--- Goal of the exercise ---
Repeat the entries that follow verbatim, without any of their pictures.

>> start Stored records

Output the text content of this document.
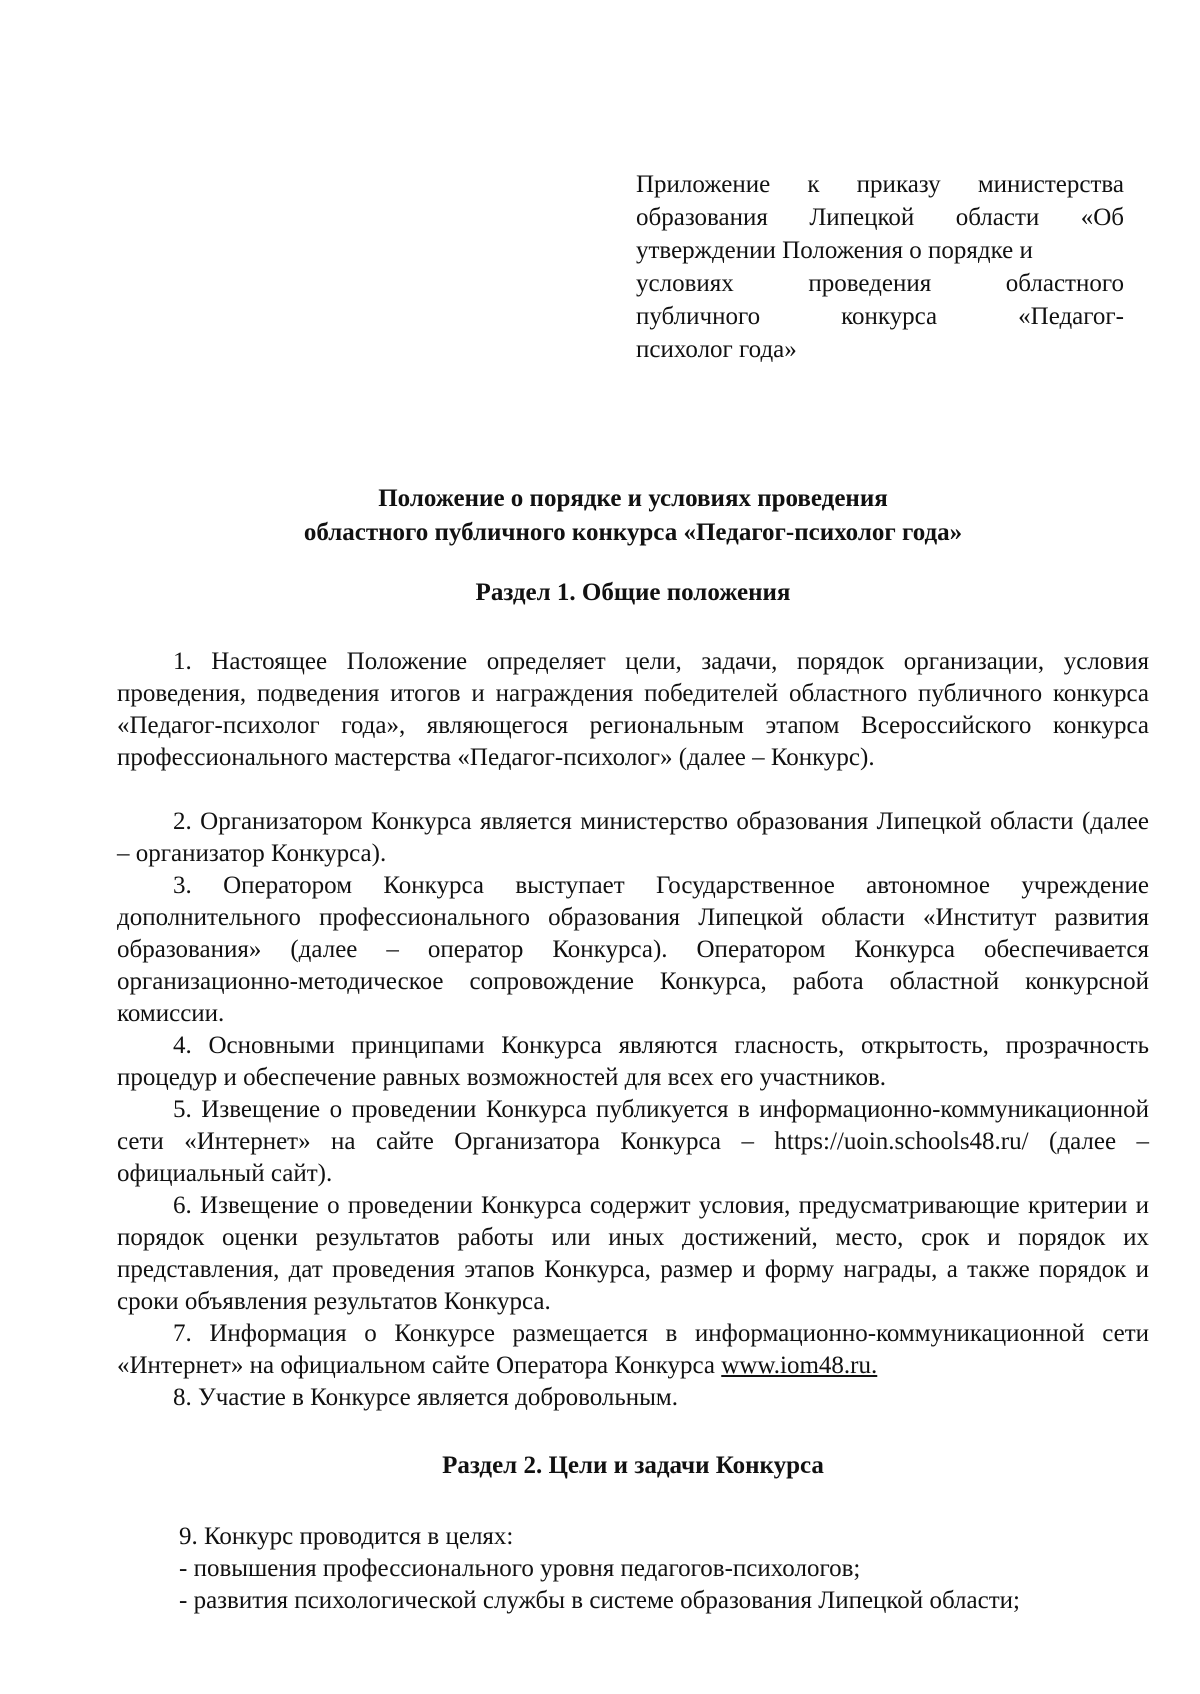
Приложение к приказу министерства
образования Липецкой области «Об
утверждении Положения о порядке и
условиях проведения областного
публичного конкурса «Педагог-
психолог года»
Положение о порядке и условиях проведения
областного публичного конкурса «Педагог-психолог года»
Раздел 1. Общие положения
1. Настоящее Положение определяет цели, задачи, порядок организации, условия проведения, подведения итогов и награждения победителей областного публичного конкурса «Педагог-психолог года», являющегося региональным этапом Всероссийского конкурса профессионального мастерства «Педагог-психолог» (далее – Конкурс).
2. Организатором Конкурса является министерство образования Липецкой области (далее – организатор Конкурса).
3. Оператором Конкурса выступает Государственное автономное учреждение дополнительного профессионального образования Липецкой области «Институт развития образования» (далее – оператор Конкурса). Оператором Конкурса обеспечивается организационно-методическое сопровождение Конкурса, работа областной конкурсной комиссии.
4. Основными принципами Конкурса являются гласность, открытость, прозрачность процедур и обеспечение равных возможностей для всех его участников.
5. Извещение о проведении Конкурса публикуется в информационно-коммуникационной сети «Интернет» на сайте Организатора Конкурса – https://uoin.schools48.ru/ (далее – официальный сайт).
6. Извещение о проведении Конкурса содержит условия, предусматривающие критерии и порядок оценки результатов работы или иных достижений, место, срок и порядок их представления, дат проведения этапов Конкурса, размер и форму награды, а также порядок и сроки объявления результатов Конкурса.
7. Информация о Конкурсе размещается в информационно-коммуникационной сети «Интернет» на официальном сайте Оператора Конкурса www.iom48.ru.
8. Участие в Конкурсе является добровольным.
Раздел 2. Цели и задачи Конкурса
9. Конкурс проводится в целях:
- повышения профессионального уровня педагогов-психологов;
- развития психологической службы в системе образования Липецкой области;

>> end Stored records

--- Task output ---
Output the text content of this document.
Приложение к приказу министерства
образования Липецкой области «Об
утверждении Положения о порядке и
условиях проведения областного
публичного конкурса «Педагог-
психолог года»
Положение о порядке и условиях проведения
областного публичного конкурса «Педагог-психолог года»
Раздел 1. Общие положения
1. Настоящее Положение определяет цели, задачи, порядок организации, условия проведения, подведения итогов и награждения победителей областного публичного конкурса «Педагог-психолог года», являющегося региональным этапом Всероссийского конкурса профессионального мастерства «Педагог-психолог» (далее – Конкурс).
2. Организатором Конкурса является министерство образования Липецкой области (далее – организатор Конкурса).
3. Оператором Конкурса выступает Государственное автономное учреждение дополнительного профессионального образования Липецкой области «Институт развития образования» (далее – оператор Конкурса). Оператором Конкурса обеспечивается организационно-методическое сопровождение Конкурса, работа областной конкурсной комиссии.
4. Основными принципами Конкурса являются гласность, открытость, прозрачность процедур и обеспечение равных возможностей для всех его участников.
5. Извещение о проведении Конкурса публикуется в информационно-коммуникационной сети «Интернет» на сайте Организатора Конкурса – https://uoin.schools48.ru/ (далее – официальный сайт).
6. Извещение о проведении Конкурса содержит условия, предусматривающие критерии и порядок оценки результатов работы или иных достижений, место, срок и порядок их представления, дат проведения этапов Конкурса, размер и форму награды, а также порядок и сроки объявления результатов Конкурса.
7. Информация о Конкурсе размещается в информационно-коммуникационной сети «Интернет» на официальном сайте Оператора Конкурса www.iom48.ru.
8. Участие в Конкурсе является добровольным.
Раздел 2. Цели и задачи Конкурса
9. Конкурс проводится в целях:
- повышения профессионального уровня педагогов-психологов;
- развития психологической службы в системе образования Липецкой области;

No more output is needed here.